■ Data excerpts:
____
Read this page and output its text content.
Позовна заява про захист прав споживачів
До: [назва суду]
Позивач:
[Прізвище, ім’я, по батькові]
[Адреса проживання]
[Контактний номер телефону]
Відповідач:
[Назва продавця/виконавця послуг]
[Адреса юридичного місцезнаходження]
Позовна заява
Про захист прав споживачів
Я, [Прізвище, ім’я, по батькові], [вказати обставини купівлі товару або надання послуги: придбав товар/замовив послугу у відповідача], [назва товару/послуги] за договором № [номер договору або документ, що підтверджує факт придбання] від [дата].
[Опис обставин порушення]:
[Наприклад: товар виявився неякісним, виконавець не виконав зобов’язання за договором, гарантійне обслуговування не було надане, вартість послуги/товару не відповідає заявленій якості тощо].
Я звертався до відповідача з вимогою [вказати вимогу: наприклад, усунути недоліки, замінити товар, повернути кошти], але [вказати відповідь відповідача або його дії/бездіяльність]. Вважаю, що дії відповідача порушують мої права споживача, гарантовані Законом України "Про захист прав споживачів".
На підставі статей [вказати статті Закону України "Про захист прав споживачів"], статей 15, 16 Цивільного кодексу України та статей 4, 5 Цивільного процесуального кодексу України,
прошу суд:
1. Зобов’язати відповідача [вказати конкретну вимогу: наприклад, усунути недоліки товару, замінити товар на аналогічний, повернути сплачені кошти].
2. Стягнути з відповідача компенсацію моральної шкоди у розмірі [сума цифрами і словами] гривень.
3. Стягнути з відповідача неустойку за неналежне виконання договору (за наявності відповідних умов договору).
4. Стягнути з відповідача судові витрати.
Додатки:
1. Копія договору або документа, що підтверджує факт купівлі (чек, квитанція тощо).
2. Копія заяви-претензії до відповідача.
____
■ Stated task: Set down all of the records shown above once more, exactly.

■ Worked solution:
Read this page and output its text content.
Позовна заява про захист прав споживачів
До: [назва суду]
Позивач:
[Прізвище, ім’я, по батькові]
[Адреса проживання]
[Контактний номер телефону]
Відповідач:
[Назва продавця/виконавця послуг]
[Адреса юридичного місцезнаходження]
Позовна заява
Про захист прав споживачів
Я, [Прізвище, ім’я, по батькові], [вказати обставини купівлі товару або надання послуги: придбав товар/замовив послугу у відповідача], [назва товару/послуги] за договором № [номер договору або документ, що підтверджує факт придбання] від [дата].
[Опис обставин порушення]:
[Наприклад: товар виявився неякісним, виконавець не виконав зобов’язання за договором, гарантійне обслуговування не було надане, вартість послуги/товару не відповідає заявленій якості тощо].
Я звертався до відповідача з вимогою [вказати вимогу: наприклад, усунути недоліки, замінити товар, повернути кошти], але [вказати відповідь відповідача або його дії/бездіяльність]. Вважаю, що дії відповідача порушують мої права споживача, гарантовані Законом України "Про захист прав споживачів".
На підставі статей [вказати статті Закону України "Про захист прав споживачів"], статей 15, 16 Цивільного кодексу України та статей 4, 5 Цивільного процесуального кодексу України,
прошу суд:
1. Зобов’язати відповідача [вказати конкретну вимогу: наприклад, усунути недоліки товару, замінити товар на аналогічний, повернути сплачені кошти].
2. Стягнути з відповідача компенсацію моральної шкоди у розмірі [сума цифрами і словами] гривень.
3. Стягнути з відповідача неустойку за неналежне виконання договору (за наявності відповідних умов договору).
4. Стягнути з відповідача судові витрати.
Додатки:
1. Копія договору або документа, що підтверджує факт купівлі (чек, квитанція тощо).
2. Копія заяви-претензії до відповідача.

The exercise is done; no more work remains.